Problems to solve.
A) Reproduce the passage of the TTNGL valuation discussion starting with "Placing reliance on" and going on through "is valued fairly.".
B) For each statement below, answer yes or no according to the TTNGL valuation discussion, and quote the words of the text that decide it. (i) The proceeds of the IPO will go to TTNGL to fund its operations. (ii) CNNX has a larger market capitalisation than MEP. (iii) TTNGL's receipts are in TTD.

Three (3) comparable metrics were utilised to determine TTNGL’s valuation:-

  1. The Trinidad & Tobago Composite Index (TTCI) – this metric measured the overall P/E and P/B ratios for the market in which TTNGL is to be listed
  1. The next two (2) comparables are US listed companies within the same midstream sector as PPGPL. The companies were measured for market capitalisation and the selected entities held values between US$450M – US$750M. PPGPL’s total asset value is approximately US$517M as at March 31, 2015.

The selected comparables were Cone Midstream Partners LP (CNNX) and Midcoast Energy Partners (MEP)

Table 10 details the comparable valuation analysis.

Table 10 – TTNGL Comparable Valuation Analysis

150828 TTNGL Valuation Discussion Table 10

 

 

 

Placing reliance on P/E analysis the valuation range for TTNGL is within TT$21.10 – TT$28.99. Of the two (2) US corporates CNNX is larger with a market capitalisation of US$752M and MEP at US$536M.

From a P/E analysis TTNGL is valued fairly.

Other Items to Consider

In addition to the quantitative analysis of TTNGL there are a number of qualitative factors to be considered before investing:-

  1. This IPO will not figure as a capital raising exercise to TTNGL. The funds will be held by NGC for its corporate use. Therefore the inability to have the issue fully subscribed will not compromise TTNGL’s operations.
  1. PPGPL already has as its shareholders the NIB, NEL and UTC. These entities may view the IPO as an opportunity to gain a larger stake within PPGPL. NIB & UTC may also benefit by participating in the IPO at a lower cost than their initial entry positions.
  1. As an operating entity TTNGL receipts are in USD and its cash outflows are in TTD. As such there should be a direct correlation between a depreciating TTD and an increase in the value of TTNGL.
  1. The current impairment position carried by TTNGL has brought into question its ability to pay a dividend. The company will be guided by Section 54 of the Corporations Act 1995 and its dividend policy.

Section 54 of the Corporations Act prohibits a dividend to be paid in the event the company is unable to pay its liabilities and/or the realisable value of assets after the dividend is less than the aggregate value of its liabilities and stated capital.

As at March 2015 TTNGL hold current liabilities of immaterial value which should not compromise their ability to pay dividends.

It must also be noted that to the extent PPGPL is able to maintain its dividend stream to TTNGL the carrying value of the impairment will be reduced maintaining a positive equity position.

TTNGL’s dividend policy adds back to distributable profit impairment charges and non-cash expenses to determine profits available for distribution negating the effects of an impairment.

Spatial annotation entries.
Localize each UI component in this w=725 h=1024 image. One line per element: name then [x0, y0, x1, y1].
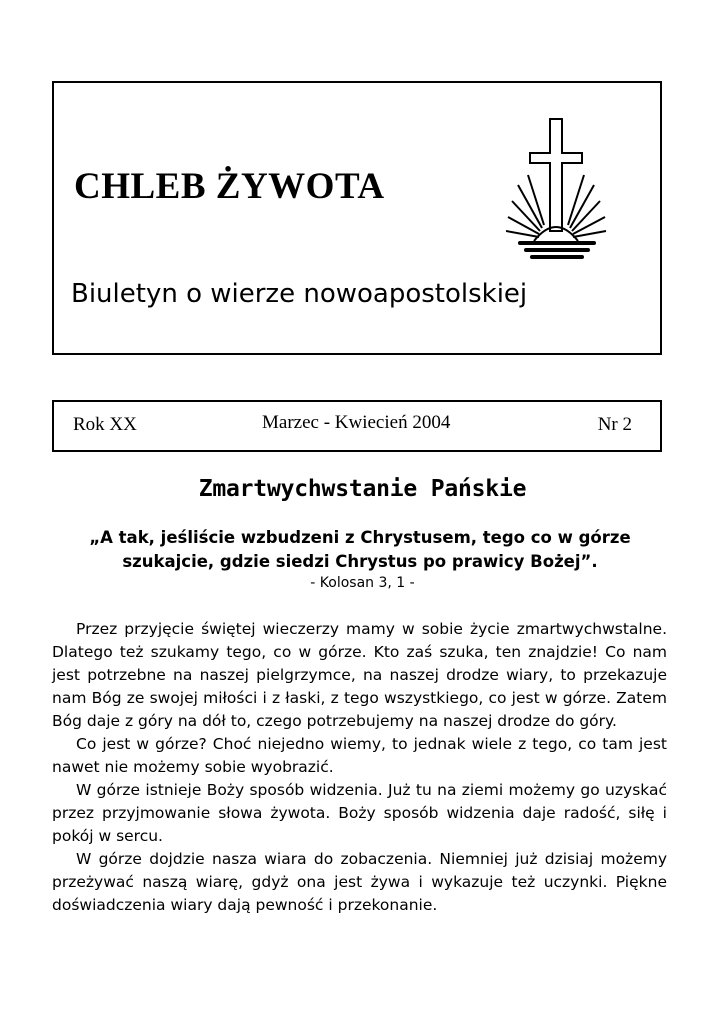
article-title: Zmartwychwstanie Pańskie: [198, 476, 527, 502]
issue-number: Nr 2: [597, 414, 632, 435]
issue-year: Rok XX: [73, 414, 137, 435]
paragraph: W górze dojdzie nasza wiara do zobaczenia. Niemniej już dzisiaj możemy przeżywać naszą wiarę, gdyż ona jest żywa i wykazuje też uczynki. Piękne doświadczenia wiary dają pewność i przekonanie.: [52, 850, 667, 914]
bulletin-title: CHLEB ŻYWOTA: [74, 166, 385, 207]
paragraph: W górze istnieje Boży sposób widzenia. Już tu na ziemi możemy go uzyskać przez przyjmowanie słowa żywota. Boży sposób widzenia daje radość, siłę i pokój w sercu.: [52, 781, 667, 845]
bible-quote: „A tak, jeśliście wzbudzeni z Chrystusem, tego co w górze szukajcie, gdzie siedzi Chrystus po prawicy Bożej”.: [89, 528, 631, 571]
issue-date: Marzec - Kwiecień 2004: [262, 412, 451, 433]
bulletin-subtitle: Biuletyn o wierze nowoapostolskiej: [71, 279, 528, 309]
masthead-box: [52, 81, 662, 355]
issue-info-bar: [52, 400, 662, 452]
article-body: [52, 618, 667, 917]
paragraph: Co jest w górze? Choć niejedno wiemy, to jednak wiele z tego, co tam jest nawet nie możemy sobie wyobrazić.: [52, 735, 667, 776]
paragraph: Przez przyjęcie świętej wieczerzy mamy w sobie życie zmartwychwstalne. Dlatego też szukamy tego, co w górze. Kto zaś szuka, ten znajdzie! Co nam jest potrzebne na naszej pielgrzymce, na naszej drodze wiary, to przekazuje nam Bóg ze swojej miłości i z łaski, z tego wszystkiego, co jest w górze. Zatem Bóg daje z góry na dół to, czego potrzebujemy na naszej drodze do góry.: [52, 620, 667, 730]
quote-source: - Kolosan 3, 1 -: [310, 575, 415, 591]
cross-sun-emblem-icon: [506, 113, 608, 265]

Problem solutions.
A)
Placing reliance on P/E analysis the valuation range for TTNGL is within TT$21.10 – TT$28.99. Of the two (2) US corporates CNNX is larger with a market capitalisation of US$752M and MEP at US$536M.

From a P/E analysis TTNGL is valued fairly.

B)
(i) No: "The funds will be held by NGC for its corporate use."
(ii) Yes: "CNNX is larger with a market capitalisation of US$752M and MEP at US$536M."
(iii) No: "As an operating entity TTNGL receipts are in USD and its cash outflows are in TTD."